Some records
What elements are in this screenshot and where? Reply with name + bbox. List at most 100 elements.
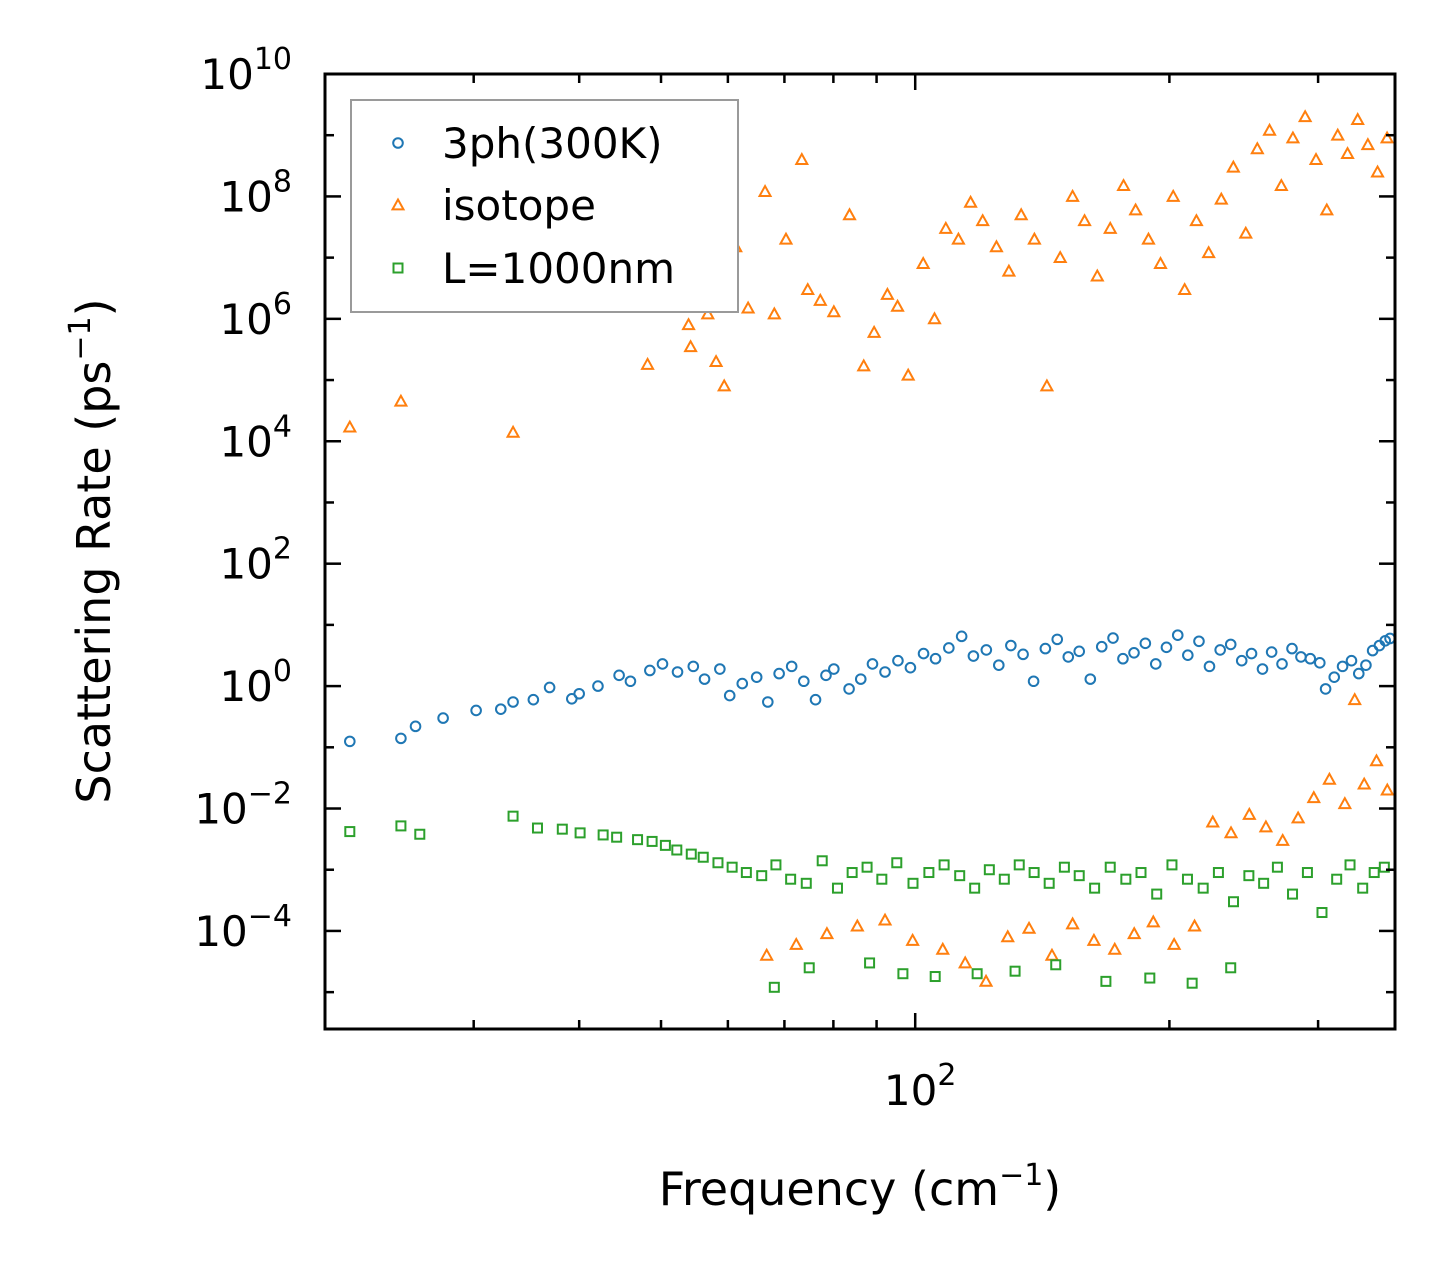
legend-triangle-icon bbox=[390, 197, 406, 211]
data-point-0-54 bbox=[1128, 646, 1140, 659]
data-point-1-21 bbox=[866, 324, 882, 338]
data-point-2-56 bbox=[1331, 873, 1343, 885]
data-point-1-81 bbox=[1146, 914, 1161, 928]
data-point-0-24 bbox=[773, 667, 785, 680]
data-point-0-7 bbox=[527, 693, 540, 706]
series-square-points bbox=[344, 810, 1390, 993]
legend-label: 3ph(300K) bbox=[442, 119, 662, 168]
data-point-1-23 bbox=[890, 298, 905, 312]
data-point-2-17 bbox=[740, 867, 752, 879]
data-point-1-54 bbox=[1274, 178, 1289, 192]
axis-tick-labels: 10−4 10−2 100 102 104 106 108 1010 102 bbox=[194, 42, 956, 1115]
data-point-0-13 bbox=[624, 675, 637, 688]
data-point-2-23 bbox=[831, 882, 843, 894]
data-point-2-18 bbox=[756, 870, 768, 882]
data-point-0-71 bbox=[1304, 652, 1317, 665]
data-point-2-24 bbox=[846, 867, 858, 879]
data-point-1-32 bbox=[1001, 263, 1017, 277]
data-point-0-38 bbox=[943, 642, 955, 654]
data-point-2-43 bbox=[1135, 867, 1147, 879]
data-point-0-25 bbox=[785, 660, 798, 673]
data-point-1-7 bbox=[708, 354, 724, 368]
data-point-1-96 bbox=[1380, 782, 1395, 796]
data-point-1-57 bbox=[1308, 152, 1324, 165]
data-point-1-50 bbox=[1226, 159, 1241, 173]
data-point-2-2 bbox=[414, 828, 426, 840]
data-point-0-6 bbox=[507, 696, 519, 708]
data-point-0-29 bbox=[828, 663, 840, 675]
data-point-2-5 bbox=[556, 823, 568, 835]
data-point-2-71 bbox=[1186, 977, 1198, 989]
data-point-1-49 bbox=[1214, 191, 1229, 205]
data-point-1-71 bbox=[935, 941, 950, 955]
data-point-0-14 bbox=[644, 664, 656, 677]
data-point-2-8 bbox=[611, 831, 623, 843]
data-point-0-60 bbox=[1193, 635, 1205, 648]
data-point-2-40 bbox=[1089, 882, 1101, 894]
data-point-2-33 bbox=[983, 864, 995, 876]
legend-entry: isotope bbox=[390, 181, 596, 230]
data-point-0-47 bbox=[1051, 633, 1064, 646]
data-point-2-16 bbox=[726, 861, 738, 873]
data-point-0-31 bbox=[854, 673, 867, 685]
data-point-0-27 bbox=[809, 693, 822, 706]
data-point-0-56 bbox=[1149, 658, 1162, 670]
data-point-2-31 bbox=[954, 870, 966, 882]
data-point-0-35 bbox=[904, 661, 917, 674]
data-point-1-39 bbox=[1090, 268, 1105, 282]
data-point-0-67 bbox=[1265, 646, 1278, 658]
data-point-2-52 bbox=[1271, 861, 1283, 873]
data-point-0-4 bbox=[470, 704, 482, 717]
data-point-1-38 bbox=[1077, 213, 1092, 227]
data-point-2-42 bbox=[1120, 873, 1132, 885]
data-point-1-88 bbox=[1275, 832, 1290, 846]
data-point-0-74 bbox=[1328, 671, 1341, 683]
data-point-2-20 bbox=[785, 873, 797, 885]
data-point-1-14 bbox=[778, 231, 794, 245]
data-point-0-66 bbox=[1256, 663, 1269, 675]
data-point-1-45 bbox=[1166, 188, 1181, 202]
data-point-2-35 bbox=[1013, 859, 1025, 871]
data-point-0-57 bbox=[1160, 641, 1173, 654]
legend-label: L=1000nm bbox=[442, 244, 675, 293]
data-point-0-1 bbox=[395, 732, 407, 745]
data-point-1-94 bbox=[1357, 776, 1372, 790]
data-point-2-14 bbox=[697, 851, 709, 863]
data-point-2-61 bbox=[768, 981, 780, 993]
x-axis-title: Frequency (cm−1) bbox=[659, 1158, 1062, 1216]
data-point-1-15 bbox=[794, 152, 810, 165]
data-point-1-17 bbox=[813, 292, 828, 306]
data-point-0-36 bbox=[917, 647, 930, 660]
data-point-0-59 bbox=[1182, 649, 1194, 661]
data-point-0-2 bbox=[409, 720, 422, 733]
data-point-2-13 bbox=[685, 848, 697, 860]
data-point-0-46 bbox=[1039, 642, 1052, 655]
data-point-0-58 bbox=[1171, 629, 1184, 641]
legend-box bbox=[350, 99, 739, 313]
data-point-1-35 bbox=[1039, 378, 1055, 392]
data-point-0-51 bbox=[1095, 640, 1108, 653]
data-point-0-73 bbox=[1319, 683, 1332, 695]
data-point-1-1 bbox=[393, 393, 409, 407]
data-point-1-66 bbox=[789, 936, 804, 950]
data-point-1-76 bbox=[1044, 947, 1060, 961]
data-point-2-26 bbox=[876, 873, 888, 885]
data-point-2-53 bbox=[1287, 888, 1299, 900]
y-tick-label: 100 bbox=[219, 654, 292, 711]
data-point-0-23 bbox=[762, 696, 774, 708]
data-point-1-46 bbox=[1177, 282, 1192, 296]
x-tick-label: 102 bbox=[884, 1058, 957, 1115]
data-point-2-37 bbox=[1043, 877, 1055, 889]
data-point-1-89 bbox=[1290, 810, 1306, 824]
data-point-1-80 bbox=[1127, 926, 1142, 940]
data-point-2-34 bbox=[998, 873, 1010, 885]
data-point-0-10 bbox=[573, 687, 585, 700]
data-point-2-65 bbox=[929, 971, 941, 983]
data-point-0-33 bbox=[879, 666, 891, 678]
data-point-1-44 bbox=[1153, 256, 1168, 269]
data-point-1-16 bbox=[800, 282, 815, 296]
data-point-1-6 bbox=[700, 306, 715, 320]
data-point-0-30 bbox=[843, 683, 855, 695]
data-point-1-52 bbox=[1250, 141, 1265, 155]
---
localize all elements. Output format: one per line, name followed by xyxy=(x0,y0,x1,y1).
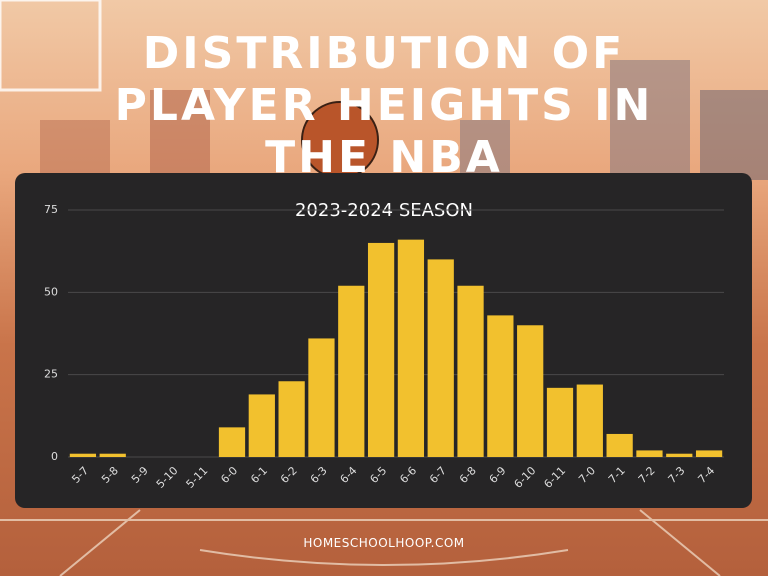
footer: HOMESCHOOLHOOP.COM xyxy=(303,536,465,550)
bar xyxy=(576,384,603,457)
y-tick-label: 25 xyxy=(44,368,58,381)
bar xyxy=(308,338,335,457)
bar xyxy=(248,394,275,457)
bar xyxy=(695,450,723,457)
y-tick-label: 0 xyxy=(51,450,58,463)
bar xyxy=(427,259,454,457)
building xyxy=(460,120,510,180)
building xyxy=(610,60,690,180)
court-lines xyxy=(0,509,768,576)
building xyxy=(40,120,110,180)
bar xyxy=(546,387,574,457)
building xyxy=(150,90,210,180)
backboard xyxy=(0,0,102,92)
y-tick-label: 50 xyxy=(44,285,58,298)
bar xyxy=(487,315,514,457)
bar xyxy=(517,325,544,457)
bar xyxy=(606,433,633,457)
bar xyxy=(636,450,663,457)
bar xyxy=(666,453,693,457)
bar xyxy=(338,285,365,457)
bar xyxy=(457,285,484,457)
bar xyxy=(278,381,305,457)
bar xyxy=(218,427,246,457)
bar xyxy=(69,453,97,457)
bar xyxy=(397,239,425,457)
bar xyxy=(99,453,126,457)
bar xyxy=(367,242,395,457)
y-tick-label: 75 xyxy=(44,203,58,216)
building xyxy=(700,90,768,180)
* * *
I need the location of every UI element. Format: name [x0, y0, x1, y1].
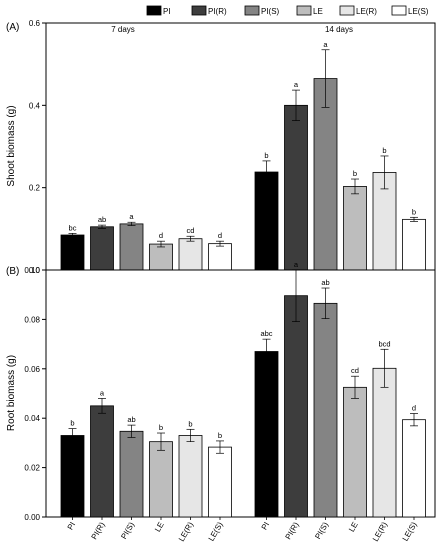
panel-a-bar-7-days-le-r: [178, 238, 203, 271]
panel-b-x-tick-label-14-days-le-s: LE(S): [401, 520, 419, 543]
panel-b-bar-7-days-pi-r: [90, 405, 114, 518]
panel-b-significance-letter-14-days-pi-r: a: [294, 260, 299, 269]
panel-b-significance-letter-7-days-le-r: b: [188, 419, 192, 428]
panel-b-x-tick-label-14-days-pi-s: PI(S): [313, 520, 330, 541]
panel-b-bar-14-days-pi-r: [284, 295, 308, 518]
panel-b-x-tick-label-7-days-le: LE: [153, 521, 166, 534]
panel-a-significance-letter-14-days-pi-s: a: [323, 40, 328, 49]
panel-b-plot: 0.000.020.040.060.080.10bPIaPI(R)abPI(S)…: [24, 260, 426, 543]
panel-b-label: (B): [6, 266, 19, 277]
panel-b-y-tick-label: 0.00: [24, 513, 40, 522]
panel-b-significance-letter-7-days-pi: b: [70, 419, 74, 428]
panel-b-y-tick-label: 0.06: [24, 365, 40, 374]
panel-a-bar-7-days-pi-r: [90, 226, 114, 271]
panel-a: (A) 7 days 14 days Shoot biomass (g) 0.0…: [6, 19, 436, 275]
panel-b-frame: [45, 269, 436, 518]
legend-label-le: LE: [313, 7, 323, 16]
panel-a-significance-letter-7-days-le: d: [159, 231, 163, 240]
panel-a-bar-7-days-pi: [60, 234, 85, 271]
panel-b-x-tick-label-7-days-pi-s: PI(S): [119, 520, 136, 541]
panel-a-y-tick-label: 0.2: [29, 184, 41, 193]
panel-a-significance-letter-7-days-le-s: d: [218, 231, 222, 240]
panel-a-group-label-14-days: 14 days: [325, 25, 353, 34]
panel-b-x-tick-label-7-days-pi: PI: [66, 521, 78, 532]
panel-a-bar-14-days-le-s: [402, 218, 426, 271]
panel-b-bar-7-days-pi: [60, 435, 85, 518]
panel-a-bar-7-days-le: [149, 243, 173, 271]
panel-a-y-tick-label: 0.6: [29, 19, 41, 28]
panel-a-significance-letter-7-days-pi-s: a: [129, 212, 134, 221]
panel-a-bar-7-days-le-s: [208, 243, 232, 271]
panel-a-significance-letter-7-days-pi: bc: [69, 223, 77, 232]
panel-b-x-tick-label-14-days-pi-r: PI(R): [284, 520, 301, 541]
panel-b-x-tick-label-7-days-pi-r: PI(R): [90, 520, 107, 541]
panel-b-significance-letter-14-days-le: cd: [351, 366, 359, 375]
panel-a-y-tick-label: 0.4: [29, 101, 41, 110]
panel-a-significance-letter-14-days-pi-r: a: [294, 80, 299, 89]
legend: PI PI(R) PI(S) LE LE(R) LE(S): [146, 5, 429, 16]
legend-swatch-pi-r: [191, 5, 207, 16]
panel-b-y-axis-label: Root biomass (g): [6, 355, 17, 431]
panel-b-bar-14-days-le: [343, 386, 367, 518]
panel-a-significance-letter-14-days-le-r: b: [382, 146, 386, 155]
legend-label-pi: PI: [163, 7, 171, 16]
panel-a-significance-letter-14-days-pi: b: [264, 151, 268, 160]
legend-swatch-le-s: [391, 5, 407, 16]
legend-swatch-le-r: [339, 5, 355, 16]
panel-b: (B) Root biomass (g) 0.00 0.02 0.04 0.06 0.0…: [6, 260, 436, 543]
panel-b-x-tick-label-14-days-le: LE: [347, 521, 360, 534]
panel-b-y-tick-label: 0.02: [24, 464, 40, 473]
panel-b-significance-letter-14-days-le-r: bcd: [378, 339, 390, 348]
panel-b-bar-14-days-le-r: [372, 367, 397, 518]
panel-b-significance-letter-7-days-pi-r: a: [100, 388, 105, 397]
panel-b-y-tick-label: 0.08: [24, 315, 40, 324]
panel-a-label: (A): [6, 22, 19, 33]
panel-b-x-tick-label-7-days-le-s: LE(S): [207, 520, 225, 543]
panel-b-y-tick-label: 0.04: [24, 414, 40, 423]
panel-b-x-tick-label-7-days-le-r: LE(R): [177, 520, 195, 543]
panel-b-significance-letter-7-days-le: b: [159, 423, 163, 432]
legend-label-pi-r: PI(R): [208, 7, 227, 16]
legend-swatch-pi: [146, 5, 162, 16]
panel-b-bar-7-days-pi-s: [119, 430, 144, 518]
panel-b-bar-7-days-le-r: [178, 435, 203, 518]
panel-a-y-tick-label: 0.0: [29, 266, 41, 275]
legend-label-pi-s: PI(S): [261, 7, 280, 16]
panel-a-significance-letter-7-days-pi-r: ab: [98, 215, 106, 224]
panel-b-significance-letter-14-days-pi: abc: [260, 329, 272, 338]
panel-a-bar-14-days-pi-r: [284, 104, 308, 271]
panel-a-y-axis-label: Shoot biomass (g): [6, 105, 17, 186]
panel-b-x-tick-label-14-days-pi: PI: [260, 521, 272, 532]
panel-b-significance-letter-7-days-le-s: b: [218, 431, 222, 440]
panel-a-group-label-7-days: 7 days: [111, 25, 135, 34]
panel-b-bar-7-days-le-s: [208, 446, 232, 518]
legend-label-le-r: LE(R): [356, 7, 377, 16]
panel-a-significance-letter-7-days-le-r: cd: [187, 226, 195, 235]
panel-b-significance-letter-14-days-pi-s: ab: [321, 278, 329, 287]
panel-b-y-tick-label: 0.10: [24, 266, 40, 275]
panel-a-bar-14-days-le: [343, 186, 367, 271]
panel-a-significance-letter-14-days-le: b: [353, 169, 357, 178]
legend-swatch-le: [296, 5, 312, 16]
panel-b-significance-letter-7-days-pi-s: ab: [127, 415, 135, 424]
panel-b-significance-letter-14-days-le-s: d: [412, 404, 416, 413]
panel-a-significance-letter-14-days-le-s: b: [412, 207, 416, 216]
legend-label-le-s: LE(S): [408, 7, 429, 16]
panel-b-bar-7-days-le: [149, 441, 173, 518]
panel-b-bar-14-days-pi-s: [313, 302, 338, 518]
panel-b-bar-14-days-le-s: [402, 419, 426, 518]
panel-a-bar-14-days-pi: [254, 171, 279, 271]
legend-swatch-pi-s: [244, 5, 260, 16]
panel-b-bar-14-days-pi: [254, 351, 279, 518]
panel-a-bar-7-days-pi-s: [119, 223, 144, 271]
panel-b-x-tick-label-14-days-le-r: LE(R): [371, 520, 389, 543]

**Problem requirements:**
Copy out the lines of the records above, from the line containing "legend-triangle-icon bbox=[390, 197, 406, 211]" through the line containing "data-point-0-35 bbox=[904, 661, 917, 674]", with both of those lines included.

**Response:**
legend-triangle-icon bbox=[390, 197, 406, 211]
data-point-0-54 bbox=[1128, 646, 1140, 659]
data-point-1-21 bbox=[866, 324, 882, 338]
data-point-2-56 bbox=[1331, 873, 1343, 885]
data-point-1-81 bbox=[1146, 914, 1161, 928]
data-point-0-24 bbox=[773, 667, 785, 680]
data-point-0-7 bbox=[527, 693, 540, 706]
series-square-points bbox=[344, 810, 1390, 993]
legend-label: 3ph(300K) bbox=[442, 119, 662, 168]
data-point-1-23 bbox=[890, 298, 905, 312]
data-point-2-17 bbox=[740, 867, 752, 879]
data-point-1-54 bbox=[1274, 178, 1289, 192]
axis-tick-labels: 10−4 10−2 100 102 104 106 108 1010 102 bbox=[194, 42, 956, 1115]
data-point-0-13 bbox=[624, 675, 637, 688]
data-point-2-23 bbox=[831, 882, 843, 894]
data-point-2-18 bbox=[756, 870, 768, 882]
data-point-0-71 bbox=[1304, 652, 1317, 665]
data-point-2-24 bbox=[846, 867, 858, 879]
data-point-1-32 bbox=[1001, 263, 1017, 277]
data-point-0-38 bbox=[943, 642, 955, 654]
data-point-2-43 bbox=[1135, 867, 1147, 879]
data-point-0-25 bbox=[785, 660, 798, 673]
data-point-1-7 bbox=[708, 354, 724, 368]
data-point-1-96 bbox=[1380, 782, 1395, 796]
data-point-1-57 bbox=[1308, 152, 1324, 165]
data-point-1-50 bbox=[1226, 159, 1241, 173]
data-point-2-2 bbox=[414, 828, 426, 840]
data-point-0-6 bbox=[507, 696, 519, 708]
data-point-0-29 bbox=[828, 663, 840, 675]
data-point-2-5 bbox=[556, 823, 568, 835]
data-point-2-71 bbox=[1186, 977, 1198, 989]
data-point-1-49 bbox=[1214, 191, 1229, 205]
data-point-1-71 bbox=[935, 941, 950, 955]
data-point-0-14 bbox=[644, 664, 656, 677]
data-point-2-8 bbox=[611, 831, 623, 843]
data-point-0-60 bbox=[1193, 635, 1205, 648]
data-point-2-40 bbox=[1089, 882, 1101, 894]
data-point-2-33 bbox=[983, 864, 995, 876]
legend-entry: isotope bbox=[390, 181, 596, 230]
data-point-0-47 bbox=[1051, 633, 1064, 646]
data-point-2-16 bbox=[726, 861, 738, 873]
data-point-0-31 bbox=[854, 673, 867, 685]
data-point-0-27 bbox=[809, 693, 822, 706]
data-point-0-56 bbox=[1149, 658, 1162, 670]
data-point-2-31 bbox=[954, 870, 966, 882]
data-point-0-35 bbox=[904, 661, 917, 674]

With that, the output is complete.